Selected extract:
========

What follows, in the context of “Stew Beef’s” big question and for your edification, is a passage from Richard Russo’s novel THE RISK POOL:
Betting the horses is not something I advocate, but there is a great deal to be said in defense of handicapping, and I have often thought, and occasionally argued with people who considered themselves educators, that courses in handicapping should be required, like composition and Western civilization, in our universities. For sheer complexity, there’s nothing like a horse race, excepting life itself, and keeping the myriad factors in balanced consideration is fine mental training, provided the student understands that even if he does this perfectly there is no guarantee of success. The scientific handicapper will never beat the horses, but he will learn to be alert for subtleties that escape the less trained eye. To weigh and evaluate a vast grid of information, much of it meaningless, and to arrive at sensible, if erroneous, conclusions, is a skill not to be sneezed at. Since my days in the Mohawk Grill, I have known many great handicappers, and not one has ever preceded an Ayatollah into battle or become a Born Again anything. The handicapper is a man of genuine faith and conviction: there will be another race in twenty minutes.

Hall of Fame – G2 $200K

August 2, 2019

(3-1) Casa Creed returned May 4 from a March layoff to a resounding defeat in the G2 American Turf at Churchill Downs. He showed tactical speed from post 7 but was done early. Trainer Bill Mott send him next to the G2 Penn Mile where, over yielding turf but had no resistance for winner and today’s rival, Moon Colony. Dropped again in class to an overnight stake, he showed willingness against a good field to earn a career figure while falling short a ½ length. Trainer Bill Mot has had five runners in this race over the last five years with two seconds and a third.
(7-2) Award Winner was sharp early this spring before earning a freshening from trainer Bryan Lynch. He returned to just miss a neck as the odds-on favorite in the G3 Kent at Delaware Park. This colt is blessed with tactical speed. The pedigree is solid and, after two close efforts at 9 furlongs, the cut back to 8f should be to his advantage.

========

Stated task: In the horse-racing text, why does the novel passage call handicapping fine mental training? Answer in one to three sentences. Rely only on the horse-racing text and bring in no outside knowledge.

========

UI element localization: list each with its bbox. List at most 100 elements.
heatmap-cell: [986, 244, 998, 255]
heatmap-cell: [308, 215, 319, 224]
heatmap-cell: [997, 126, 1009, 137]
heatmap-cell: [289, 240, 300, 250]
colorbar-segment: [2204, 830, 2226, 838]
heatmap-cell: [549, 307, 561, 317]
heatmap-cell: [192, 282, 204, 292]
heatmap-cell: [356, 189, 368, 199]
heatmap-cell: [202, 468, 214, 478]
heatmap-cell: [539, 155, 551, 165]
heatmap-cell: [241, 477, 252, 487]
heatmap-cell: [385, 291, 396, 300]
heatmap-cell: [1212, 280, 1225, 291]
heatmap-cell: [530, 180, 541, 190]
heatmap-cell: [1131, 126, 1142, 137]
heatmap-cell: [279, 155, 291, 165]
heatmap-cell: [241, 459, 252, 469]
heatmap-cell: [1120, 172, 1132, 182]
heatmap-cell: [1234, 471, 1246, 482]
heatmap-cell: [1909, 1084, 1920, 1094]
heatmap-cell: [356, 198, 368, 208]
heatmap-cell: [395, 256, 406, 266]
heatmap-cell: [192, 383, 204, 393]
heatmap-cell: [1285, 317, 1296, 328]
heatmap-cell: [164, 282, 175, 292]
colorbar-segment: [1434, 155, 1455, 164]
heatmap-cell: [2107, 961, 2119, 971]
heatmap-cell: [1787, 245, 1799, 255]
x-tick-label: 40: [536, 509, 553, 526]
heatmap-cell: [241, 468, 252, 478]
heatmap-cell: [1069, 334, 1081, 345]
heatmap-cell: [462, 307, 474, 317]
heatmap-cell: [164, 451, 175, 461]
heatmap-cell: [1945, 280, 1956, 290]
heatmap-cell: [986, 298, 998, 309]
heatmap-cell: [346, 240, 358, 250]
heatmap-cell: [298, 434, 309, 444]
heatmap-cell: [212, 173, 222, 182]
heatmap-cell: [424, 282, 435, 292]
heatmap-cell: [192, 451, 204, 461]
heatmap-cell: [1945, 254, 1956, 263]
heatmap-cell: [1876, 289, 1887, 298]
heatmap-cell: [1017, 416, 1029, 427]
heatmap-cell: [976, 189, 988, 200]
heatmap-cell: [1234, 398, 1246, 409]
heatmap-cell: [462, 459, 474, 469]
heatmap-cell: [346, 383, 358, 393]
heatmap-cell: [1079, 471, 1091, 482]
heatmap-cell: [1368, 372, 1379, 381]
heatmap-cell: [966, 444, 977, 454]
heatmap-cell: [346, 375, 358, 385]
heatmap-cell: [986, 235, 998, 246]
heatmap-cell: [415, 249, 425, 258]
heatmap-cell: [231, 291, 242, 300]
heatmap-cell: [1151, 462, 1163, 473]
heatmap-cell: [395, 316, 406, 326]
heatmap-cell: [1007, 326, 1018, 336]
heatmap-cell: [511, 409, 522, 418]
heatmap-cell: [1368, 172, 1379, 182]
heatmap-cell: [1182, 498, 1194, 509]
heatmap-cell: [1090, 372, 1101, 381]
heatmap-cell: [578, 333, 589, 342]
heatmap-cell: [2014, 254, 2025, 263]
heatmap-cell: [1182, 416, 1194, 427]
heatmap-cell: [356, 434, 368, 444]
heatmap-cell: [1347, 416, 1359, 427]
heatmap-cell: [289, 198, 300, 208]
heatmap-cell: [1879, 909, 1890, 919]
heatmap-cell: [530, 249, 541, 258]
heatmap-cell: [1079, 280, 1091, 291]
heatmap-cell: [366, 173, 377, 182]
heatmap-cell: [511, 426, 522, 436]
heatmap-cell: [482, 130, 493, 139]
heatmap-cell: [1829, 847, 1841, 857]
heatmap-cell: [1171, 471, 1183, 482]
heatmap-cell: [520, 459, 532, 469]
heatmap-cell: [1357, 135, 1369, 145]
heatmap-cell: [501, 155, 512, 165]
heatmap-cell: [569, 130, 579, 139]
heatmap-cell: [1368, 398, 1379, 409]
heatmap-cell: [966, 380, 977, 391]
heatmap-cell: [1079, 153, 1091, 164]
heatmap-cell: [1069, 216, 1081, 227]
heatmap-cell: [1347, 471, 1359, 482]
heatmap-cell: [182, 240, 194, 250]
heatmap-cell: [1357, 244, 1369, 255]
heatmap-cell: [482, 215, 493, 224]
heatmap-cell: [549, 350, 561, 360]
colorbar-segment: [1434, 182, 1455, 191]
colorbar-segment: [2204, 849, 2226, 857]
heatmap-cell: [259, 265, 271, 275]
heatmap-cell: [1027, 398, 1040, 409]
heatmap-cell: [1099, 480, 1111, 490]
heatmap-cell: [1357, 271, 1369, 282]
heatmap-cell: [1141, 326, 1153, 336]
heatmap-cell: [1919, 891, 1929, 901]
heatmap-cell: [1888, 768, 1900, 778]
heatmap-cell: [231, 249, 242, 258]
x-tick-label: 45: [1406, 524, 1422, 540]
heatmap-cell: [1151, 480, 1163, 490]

========

Solution to this problem: The passage says that nothing matches a horse race for sheer complexity except life itself. Keeping its many factors in balanced consideration therefore trains the mind. This holds provided the student understands that even perfect handicapping does not guarantee success.